§ **Directions**:
Count how many lines contain the word "correcto". Please give only the number.
:::
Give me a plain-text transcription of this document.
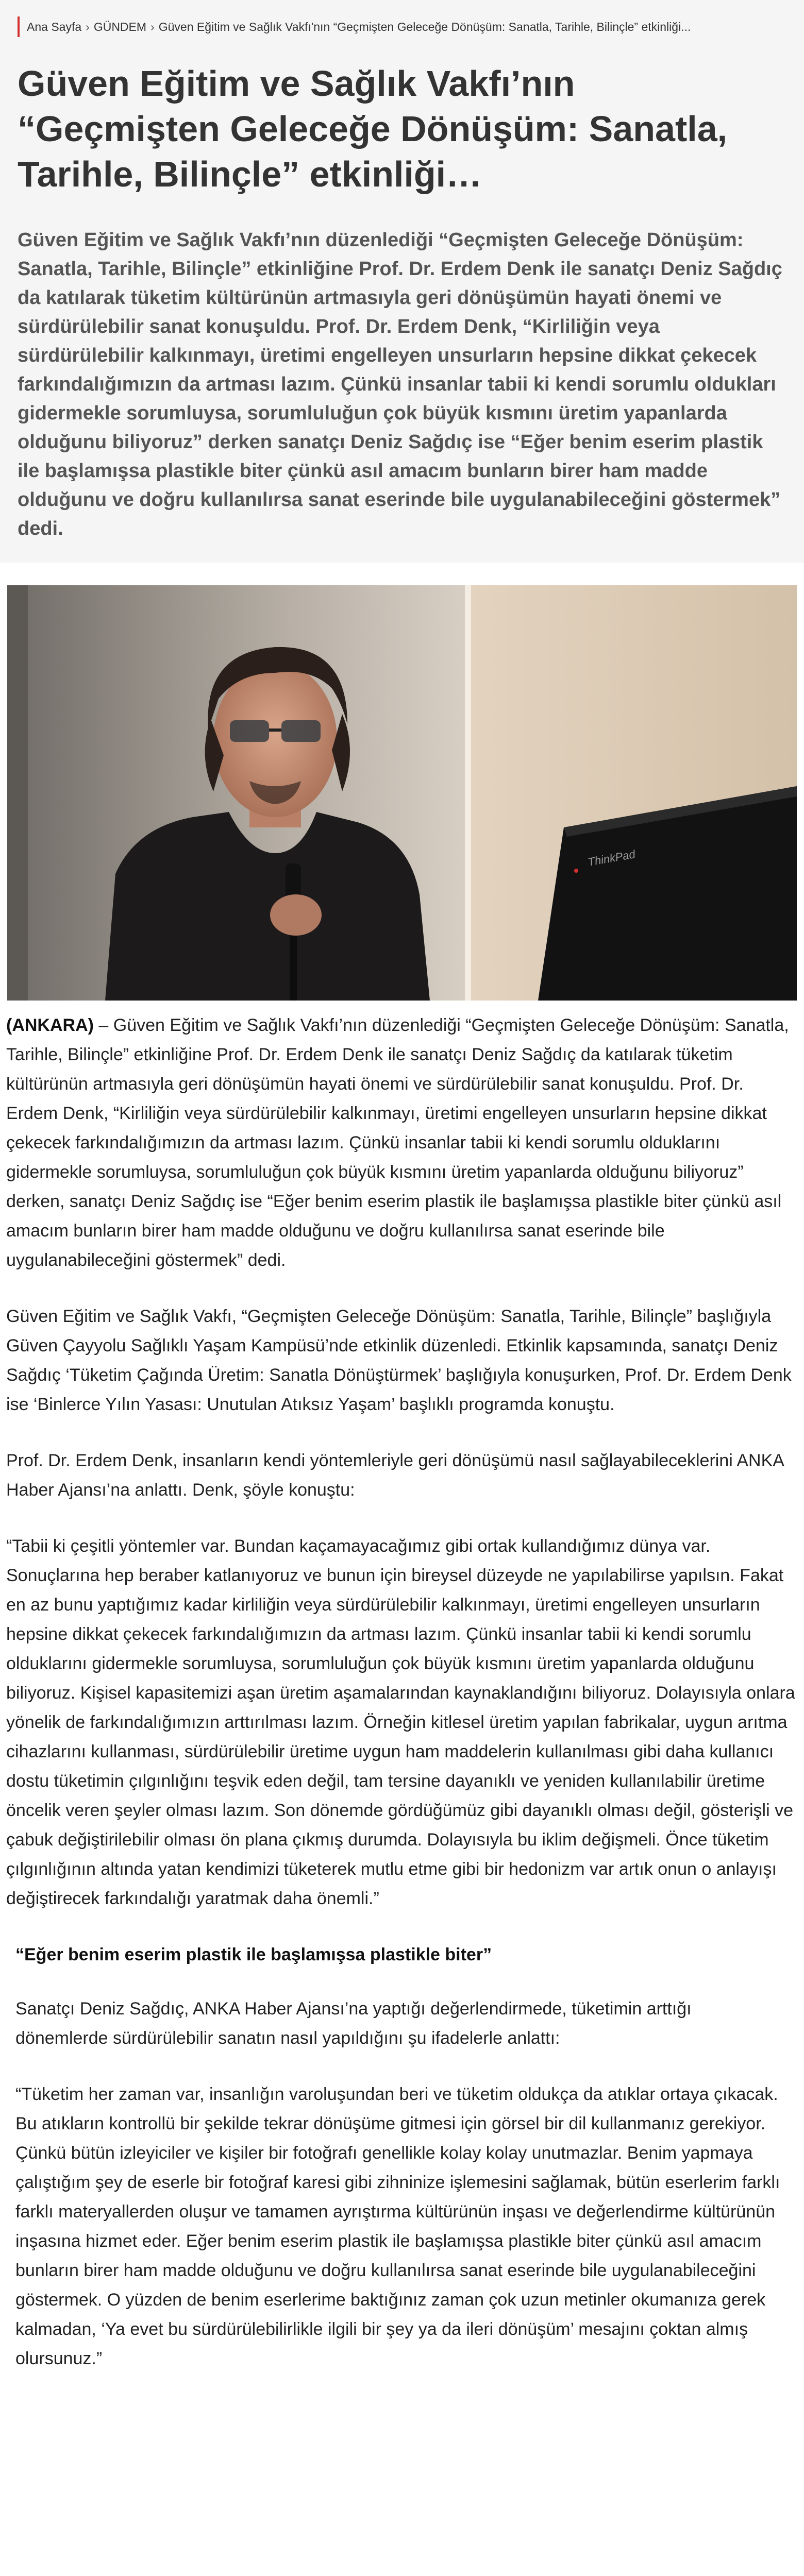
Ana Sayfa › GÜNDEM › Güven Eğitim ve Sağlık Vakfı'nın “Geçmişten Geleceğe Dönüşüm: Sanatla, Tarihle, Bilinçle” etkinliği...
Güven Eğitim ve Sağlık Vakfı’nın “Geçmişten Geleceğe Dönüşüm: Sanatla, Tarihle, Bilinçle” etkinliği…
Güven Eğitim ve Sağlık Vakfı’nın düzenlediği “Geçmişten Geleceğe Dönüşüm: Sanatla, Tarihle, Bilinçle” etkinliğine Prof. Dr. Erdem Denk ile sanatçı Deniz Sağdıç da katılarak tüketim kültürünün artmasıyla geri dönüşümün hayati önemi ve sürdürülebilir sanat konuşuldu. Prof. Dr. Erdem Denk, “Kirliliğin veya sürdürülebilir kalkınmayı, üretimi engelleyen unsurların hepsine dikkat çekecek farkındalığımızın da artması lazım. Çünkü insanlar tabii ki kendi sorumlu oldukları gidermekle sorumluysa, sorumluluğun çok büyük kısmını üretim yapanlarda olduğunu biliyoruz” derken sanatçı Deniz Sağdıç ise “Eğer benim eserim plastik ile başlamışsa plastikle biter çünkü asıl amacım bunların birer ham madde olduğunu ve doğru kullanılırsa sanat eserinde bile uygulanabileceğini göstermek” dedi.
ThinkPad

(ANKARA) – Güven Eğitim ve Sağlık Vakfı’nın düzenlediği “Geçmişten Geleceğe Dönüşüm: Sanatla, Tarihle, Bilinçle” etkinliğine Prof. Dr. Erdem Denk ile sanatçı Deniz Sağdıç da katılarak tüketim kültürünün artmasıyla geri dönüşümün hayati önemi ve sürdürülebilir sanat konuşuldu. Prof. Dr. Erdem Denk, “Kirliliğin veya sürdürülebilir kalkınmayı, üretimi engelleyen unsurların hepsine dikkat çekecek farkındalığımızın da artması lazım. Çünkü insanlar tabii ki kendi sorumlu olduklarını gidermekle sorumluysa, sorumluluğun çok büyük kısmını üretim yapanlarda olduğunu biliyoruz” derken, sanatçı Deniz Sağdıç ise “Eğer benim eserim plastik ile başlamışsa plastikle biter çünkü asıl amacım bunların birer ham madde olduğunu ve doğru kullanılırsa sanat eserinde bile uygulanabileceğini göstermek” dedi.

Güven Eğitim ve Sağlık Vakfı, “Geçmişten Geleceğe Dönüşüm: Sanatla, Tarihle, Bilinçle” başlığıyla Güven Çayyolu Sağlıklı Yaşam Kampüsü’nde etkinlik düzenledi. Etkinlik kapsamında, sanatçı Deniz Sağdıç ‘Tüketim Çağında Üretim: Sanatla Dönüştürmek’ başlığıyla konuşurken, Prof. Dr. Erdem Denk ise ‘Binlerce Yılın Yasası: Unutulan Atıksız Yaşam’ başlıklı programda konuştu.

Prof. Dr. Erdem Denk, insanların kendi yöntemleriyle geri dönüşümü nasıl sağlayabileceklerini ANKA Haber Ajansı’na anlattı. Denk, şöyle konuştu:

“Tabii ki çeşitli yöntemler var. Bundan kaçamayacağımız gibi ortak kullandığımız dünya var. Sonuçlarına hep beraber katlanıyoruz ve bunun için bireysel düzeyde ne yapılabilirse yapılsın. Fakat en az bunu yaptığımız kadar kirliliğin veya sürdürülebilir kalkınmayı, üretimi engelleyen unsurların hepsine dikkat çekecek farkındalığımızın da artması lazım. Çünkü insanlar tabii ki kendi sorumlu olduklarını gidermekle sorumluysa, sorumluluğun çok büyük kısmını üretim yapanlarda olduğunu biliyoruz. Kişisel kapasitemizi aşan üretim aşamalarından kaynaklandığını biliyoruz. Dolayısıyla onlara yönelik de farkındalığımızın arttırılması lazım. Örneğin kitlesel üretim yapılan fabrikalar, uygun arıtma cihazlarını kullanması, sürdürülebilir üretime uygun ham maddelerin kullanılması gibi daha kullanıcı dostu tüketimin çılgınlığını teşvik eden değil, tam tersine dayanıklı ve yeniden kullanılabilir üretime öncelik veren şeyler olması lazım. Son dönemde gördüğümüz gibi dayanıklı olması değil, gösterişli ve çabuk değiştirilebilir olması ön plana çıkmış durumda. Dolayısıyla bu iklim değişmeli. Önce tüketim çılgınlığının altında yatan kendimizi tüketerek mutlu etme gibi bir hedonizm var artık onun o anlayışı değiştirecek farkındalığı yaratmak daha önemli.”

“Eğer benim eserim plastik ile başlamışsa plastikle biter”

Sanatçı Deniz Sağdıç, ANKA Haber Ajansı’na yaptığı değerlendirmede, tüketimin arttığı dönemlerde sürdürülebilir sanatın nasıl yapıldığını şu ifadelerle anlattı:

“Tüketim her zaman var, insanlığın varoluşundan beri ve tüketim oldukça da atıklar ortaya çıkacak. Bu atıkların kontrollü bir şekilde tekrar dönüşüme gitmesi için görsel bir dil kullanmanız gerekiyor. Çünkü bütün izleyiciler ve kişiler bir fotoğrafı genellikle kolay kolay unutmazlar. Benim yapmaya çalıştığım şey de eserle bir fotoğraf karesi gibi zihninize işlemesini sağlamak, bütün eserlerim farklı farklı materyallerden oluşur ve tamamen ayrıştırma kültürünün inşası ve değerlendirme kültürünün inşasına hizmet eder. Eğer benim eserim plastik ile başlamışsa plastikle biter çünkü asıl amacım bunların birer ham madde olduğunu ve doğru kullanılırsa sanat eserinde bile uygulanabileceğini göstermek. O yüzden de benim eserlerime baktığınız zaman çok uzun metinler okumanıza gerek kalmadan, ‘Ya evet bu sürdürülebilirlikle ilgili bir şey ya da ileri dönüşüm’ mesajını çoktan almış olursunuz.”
:::
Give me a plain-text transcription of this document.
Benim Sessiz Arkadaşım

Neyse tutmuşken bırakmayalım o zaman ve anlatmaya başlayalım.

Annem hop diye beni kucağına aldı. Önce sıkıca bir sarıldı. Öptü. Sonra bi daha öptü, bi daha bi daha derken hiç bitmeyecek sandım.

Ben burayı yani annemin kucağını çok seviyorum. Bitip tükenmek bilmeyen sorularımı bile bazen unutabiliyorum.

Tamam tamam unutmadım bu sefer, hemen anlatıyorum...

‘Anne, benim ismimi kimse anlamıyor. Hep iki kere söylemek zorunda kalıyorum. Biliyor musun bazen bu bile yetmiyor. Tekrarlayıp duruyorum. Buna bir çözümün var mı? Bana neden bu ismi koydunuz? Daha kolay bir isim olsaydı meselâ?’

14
:::
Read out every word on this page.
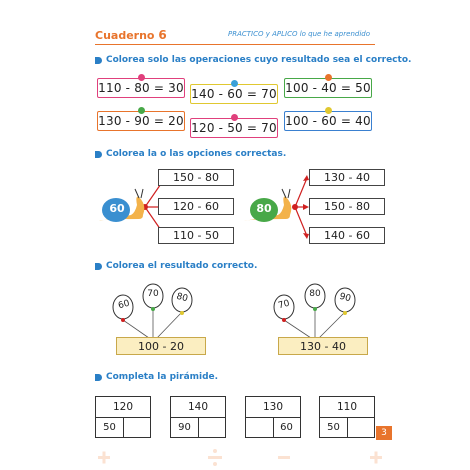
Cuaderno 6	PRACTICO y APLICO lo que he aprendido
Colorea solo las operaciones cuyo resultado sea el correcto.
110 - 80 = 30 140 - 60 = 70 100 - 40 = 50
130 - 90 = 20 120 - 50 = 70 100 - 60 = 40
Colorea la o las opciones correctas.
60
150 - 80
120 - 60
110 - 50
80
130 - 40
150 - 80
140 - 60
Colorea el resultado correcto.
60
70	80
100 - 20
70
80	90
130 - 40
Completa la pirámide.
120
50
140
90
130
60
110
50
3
:::
§ **Solution to this exercise**:
2